» **PROBLEM TO SOLVE**: The full set of records must be set down verbatim.

» **DATA**:
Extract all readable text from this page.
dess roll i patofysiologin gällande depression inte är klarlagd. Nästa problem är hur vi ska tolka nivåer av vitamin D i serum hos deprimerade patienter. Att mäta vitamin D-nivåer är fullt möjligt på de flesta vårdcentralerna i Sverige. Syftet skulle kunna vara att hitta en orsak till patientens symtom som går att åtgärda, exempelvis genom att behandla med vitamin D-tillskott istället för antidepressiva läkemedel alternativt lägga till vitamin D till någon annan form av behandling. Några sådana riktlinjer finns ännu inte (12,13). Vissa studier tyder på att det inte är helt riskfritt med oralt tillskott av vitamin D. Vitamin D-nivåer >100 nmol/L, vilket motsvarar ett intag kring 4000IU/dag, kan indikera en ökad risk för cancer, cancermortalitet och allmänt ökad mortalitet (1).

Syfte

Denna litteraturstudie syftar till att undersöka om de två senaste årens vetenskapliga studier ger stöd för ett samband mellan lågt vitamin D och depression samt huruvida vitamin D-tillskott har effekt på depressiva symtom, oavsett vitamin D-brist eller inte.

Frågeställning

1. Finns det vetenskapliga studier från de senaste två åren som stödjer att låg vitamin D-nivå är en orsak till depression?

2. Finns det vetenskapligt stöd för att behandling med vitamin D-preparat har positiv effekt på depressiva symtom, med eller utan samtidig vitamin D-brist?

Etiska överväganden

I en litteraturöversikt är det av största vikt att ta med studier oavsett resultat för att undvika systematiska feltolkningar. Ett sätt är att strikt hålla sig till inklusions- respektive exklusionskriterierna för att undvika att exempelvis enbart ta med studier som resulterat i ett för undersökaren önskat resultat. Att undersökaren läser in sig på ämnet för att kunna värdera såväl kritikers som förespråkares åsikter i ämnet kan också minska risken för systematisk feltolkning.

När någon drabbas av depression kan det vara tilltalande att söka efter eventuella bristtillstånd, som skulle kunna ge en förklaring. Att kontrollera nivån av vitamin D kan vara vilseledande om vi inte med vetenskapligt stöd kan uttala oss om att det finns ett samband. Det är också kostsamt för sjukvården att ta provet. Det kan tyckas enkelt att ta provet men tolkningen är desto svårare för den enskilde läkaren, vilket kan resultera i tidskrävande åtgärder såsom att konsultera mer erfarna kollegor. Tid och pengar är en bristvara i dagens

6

» **RESPONSE TO THE TASK**:
Extract all readable text from this page.
dess roll i patofysiologin gällande depression inte är klarlagd. Nästa problem är hur vi ska tolka nivåer av vitamin D i serum hos deprimerade patienter. Att mäta vitamin D-nivåer är fullt möjligt på de flesta vårdcentralerna i Sverige. Syftet skulle kunna vara att hitta en orsak till patientens symtom som går att åtgärda, exempelvis genom att behandla med vitamin D-tillskott istället för antidepressiva läkemedel alternativt lägga till vitamin D till någon annan form av behandling. Några sådana riktlinjer finns ännu inte (12,13). Vissa studier tyder på att det inte är helt riskfritt med oralt tillskott av vitamin D. Vitamin D-nivåer >100 nmol/L, vilket motsvarar ett intag kring 4000IU/dag, kan indikera en ökad risk för cancer, cancermortalitet och allmänt ökad mortalitet (1).

Syfte

Denna litteraturstudie syftar till att undersöka om de två senaste årens vetenskapliga studier ger stöd för ett samband mellan lågt vitamin D och depression samt huruvida vitamin D-tillskott har effekt på depressiva symtom, oavsett vitamin D-brist eller inte.

Frågeställning

1. Finns det vetenskapliga studier från de senaste två åren som stödjer att låg vitamin D-nivå är en orsak till depression?

2. Finns det vetenskapligt stöd för att behandling med vitamin D-preparat har positiv effekt på depressiva symtom, med eller utan samtidig vitamin D-brist?

Etiska överväganden

I en litteraturöversikt är det av största vikt att ta med studier oavsett resultat för att undvika systematiska feltolkningar. Ett sätt är att strikt hålla sig till inklusions- respektive exklusionskriterierna för att undvika att exempelvis enbart ta med studier som resulterat i ett för undersökaren önskat resultat. Att undersökaren läser in sig på ämnet för att kunna värdera såväl kritikers som förespråkares åsikter i ämnet kan också minska risken för systematisk feltolkning.

När någon drabbas av depression kan det vara tilltalande att söka efter eventuella bristtillstånd, som skulle kunna ge en förklaring. Att kontrollera nivån av vitamin D kan vara vilseledande om vi inte med vetenskapligt stöd kan uttala oss om att det finns ett samband. Det är också kostsamt för sjukvården att ta provet. Det kan tyckas enkelt att ta provet men tolkningen är desto svårare för den enskilde läkaren, vilket kan resultera i tidskrävande åtgärder såsom att konsultera mer erfarna kollegor. Tid och pengar är en bristvara i dagens

6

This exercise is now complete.